§ **Data**
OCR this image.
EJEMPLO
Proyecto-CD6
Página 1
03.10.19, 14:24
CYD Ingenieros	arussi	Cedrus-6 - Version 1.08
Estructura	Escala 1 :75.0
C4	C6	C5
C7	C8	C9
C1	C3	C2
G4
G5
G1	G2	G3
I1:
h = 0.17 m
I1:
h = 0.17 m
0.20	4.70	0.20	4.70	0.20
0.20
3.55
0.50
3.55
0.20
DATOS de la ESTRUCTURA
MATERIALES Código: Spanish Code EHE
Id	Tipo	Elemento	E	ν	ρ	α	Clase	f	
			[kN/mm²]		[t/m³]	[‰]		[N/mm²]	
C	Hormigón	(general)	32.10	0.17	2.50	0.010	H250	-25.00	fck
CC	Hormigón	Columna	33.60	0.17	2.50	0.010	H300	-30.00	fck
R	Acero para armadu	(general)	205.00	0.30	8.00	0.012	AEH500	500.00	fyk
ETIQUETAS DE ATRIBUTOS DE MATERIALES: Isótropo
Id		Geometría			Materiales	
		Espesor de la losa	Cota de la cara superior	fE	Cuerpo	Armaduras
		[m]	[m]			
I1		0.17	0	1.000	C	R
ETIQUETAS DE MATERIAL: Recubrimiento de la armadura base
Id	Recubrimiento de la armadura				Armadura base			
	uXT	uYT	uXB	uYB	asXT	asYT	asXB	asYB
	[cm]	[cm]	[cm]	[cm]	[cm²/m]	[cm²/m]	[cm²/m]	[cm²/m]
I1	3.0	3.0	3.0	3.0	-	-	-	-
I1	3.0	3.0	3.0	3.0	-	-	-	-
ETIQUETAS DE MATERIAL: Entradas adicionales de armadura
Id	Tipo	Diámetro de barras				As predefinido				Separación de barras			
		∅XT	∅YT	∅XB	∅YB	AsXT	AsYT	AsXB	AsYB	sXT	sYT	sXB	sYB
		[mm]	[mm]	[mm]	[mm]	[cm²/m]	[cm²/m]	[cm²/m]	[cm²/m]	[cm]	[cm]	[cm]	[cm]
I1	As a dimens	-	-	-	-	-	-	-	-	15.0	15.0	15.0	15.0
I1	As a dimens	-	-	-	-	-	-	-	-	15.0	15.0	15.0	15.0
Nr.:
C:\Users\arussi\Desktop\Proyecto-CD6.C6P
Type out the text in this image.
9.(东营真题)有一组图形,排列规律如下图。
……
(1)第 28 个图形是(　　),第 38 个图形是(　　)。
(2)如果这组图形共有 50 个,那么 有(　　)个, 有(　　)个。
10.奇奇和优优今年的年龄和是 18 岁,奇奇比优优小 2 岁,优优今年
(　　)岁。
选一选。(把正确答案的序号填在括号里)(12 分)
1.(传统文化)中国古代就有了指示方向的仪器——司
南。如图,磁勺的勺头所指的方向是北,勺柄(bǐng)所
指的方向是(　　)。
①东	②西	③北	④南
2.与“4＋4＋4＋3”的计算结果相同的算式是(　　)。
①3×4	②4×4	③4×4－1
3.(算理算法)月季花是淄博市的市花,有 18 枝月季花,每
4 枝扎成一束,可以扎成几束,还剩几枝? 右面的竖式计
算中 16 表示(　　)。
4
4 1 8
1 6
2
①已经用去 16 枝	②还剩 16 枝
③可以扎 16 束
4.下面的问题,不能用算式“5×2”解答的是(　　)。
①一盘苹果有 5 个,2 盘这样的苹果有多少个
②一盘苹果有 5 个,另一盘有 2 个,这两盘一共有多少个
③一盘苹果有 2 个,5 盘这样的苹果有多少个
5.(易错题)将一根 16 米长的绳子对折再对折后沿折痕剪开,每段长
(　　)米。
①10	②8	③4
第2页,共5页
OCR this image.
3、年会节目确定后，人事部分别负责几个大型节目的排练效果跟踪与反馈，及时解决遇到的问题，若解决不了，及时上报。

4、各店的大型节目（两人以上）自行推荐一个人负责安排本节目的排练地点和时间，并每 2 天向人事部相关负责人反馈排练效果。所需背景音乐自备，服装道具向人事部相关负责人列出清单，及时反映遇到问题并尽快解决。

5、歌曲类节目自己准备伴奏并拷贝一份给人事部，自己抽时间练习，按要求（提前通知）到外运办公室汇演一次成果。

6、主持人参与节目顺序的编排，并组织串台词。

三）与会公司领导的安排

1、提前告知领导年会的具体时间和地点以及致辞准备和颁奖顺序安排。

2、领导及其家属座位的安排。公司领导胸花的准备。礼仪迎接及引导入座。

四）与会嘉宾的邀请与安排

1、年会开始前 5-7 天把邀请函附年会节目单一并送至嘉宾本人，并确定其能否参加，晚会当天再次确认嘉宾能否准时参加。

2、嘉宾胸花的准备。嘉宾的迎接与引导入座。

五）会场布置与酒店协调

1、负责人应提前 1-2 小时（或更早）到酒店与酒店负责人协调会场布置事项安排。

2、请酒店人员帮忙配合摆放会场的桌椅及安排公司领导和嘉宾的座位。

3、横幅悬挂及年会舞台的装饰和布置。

§ **What to work on**
Retype every entry above, word for word.

§ **Task result**
OCR this image.
EJEMPLO
Proyecto-CD6
Página 1
03.10.19, 14:24
CYD Ingenieros	arussi	Cedrus-6 - Version 1.08
Estructura	Escala 1 :75.0
C4	C6	C5
C7	C8	C9
C1	C3	C2
G4
G5
G1	G2	G3
I1:
h = 0.17 m
I1:
h = 0.17 m
0.20	4.70	0.20	4.70	0.20
0.20
3.55
0.50
3.55
0.20
DATOS de la ESTRUCTURA
MATERIALES Código: Spanish Code EHE
Id	Tipo	Elemento	E	ν	ρ	α	Clase	f	
			[kN/mm²]		[t/m³]	[‰]		[N/mm²]	
C	Hormigón	(general)	32.10	0.17	2.50	0.010	H250	-25.00	fck
CC	Hormigón	Columna	33.60	0.17	2.50	0.010	H300	-30.00	fck
R	Acero para armadu	(general)	205.00	0.30	8.00	0.012	AEH500	500.00	fyk
ETIQUETAS DE ATRIBUTOS DE MATERIALES: Isótropo
Id		Geometría			Materiales	
		Espesor de la losa	Cota de la cara superior	fE	Cuerpo	Armaduras
		[m]	[m]			
I1		0.17	0	1.000	C	R
ETIQUETAS DE MATERIAL: Recubrimiento de la armadura base
Id	Recubrimiento de la armadura				Armadura base			
	uXT	uYT	uXB	uYB	asXT	asYT	asXB	asYB
	[cm]	[cm]	[cm]	[cm]	[cm²/m]	[cm²/m]	[cm²/m]	[cm²/m]
I1	3.0	3.0	3.0	3.0	-	-	-	-
I1	3.0	3.0	3.0	3.0	-	-	-	-
ETIQUETAS DE MATERIAL: Entradas adicionales de armadura
Id	Tipo	Diámetro de barras				As predefinido				Separación de barras			
		∅XT	∅YT	∅XB	∅YB	AsXT	AsYT	AsXB	AsYB	sXT	sYT	sXB	sYB
		[mm]	[mm]	[mm]	[mm]	[cm²/m]	[cm²/m]	[cm²/m]	[cm²/m]	[cm]	[cm]	[cm]	[cm]
I1	As a dimens	-	-	-	-	-	-	-	-	15.0	15.0	15.0	15.0
I1	As a dimens	-	-	-	-	-	-	-	-	15.0	15.0	15.0	15.0
Nr.:
C:\Users\arussi\Desktop\Proyecto-CD6.C6P
Type out the text in this image.
9.(东营真题)有一组图形,排列规律如下图。
……
(1)第 28 个图形是(　　),第 38 个图形是(　　)。
(2)如果这组图形共有 50 个,那么 有(　　)个, 有(　　)个。
10.奇奇和优优今年的年龄和是 18 岁,奇奇比优优小 2 岁,优优今年
(　　)岁。
选一选。(把正确答案的序号填在括号里)(12 分)
1.(传统文化)中国古代就有了指示方向的仪器——司
南。如图,磁勺的勺头所指的方向是北,勺柄(bǐng)所
指的方向是(　　)。
①东	②西	③北	④南
2.与“4＋4＋4＋3”的计算结果相同的算式是(　　)。
①3×4	②4×4	③4×4－1
3.(算理算法)月季花是淄博市的市花,有 18 枝月季花,每
4 枝扎成一束,可以扎成几束,还剩几枝? 右面的竖式计
算中 16 表示(　　)。
4
4 1 8
1 6
2
①已经用去 16 枝	②还剩 16 枝
③可以扎 16 束
4.下面的问题,不能用算式“5×2”解答的是(　　)。
①一盘苹果有 5 个,2 盘这样的苹果有多少个
②一盘苹果有 5 个,另一盘有 2 个,这两盘一共有多少个
③一盘苹果有 2 个,5 盘这样的苹果有多少个
5.(易错题)将一根 16 米长的绳子对折再对折后沿折痕剪开,每段长
(　　)米。
①10	②8	③4
第2页,共5页
OCR this image.
3、年会节目确定后，人事部分别负责几个大型节目的排练效果跟踪与反馈，及时解决遇到的问题，若解决不了，及时上报。

4、各店的大型节目（两人以上）自行推荐一个人负责安排本节目的排练地点和时间，并每 2 天向人事部相关负责人反馈排练效果。所需背景音乐自备，服装道具向人事部相关负责人列出清单，及时反映遇到问题并尽快解决。

5、歌曲类节目自己准备伴奏并拷贝一份给人事部，自己抽时间练习，按要求（提前通知）到外运办公室汇演一次成果。

6、主持人参与节目顺序的编排，并组织串台词。

三）与会公司领导的安排

1、提前告知领导年会的具体时间和地点以及致辞准备和颁奖顺序安排。

2、领导及其家属座位的安排。公司领导胸花的准备。礼仪迎接及引导入座。

四）与会嘉宾的邀请与安排

1、年会开始前 5-7 天把邀请函附年会节目单一并送至嘉宾本人，并确定其能否参加，晚会当天再次确认嘉宾能否准时参加。

2、嘉宾胸花的准备。嘉宾的迎接与引导入座。

五）会场布置与酒店协调

1、负责人应提前 1-2 小时（或更早）到酒店与酒店负责人协调会场布置事项安排。

2、请酒店人员帮忙配合摆放会场的桌椅及安排公司领导和嘉宾的座位。

3、横幅悬挂及年会舞台的装饰和布置。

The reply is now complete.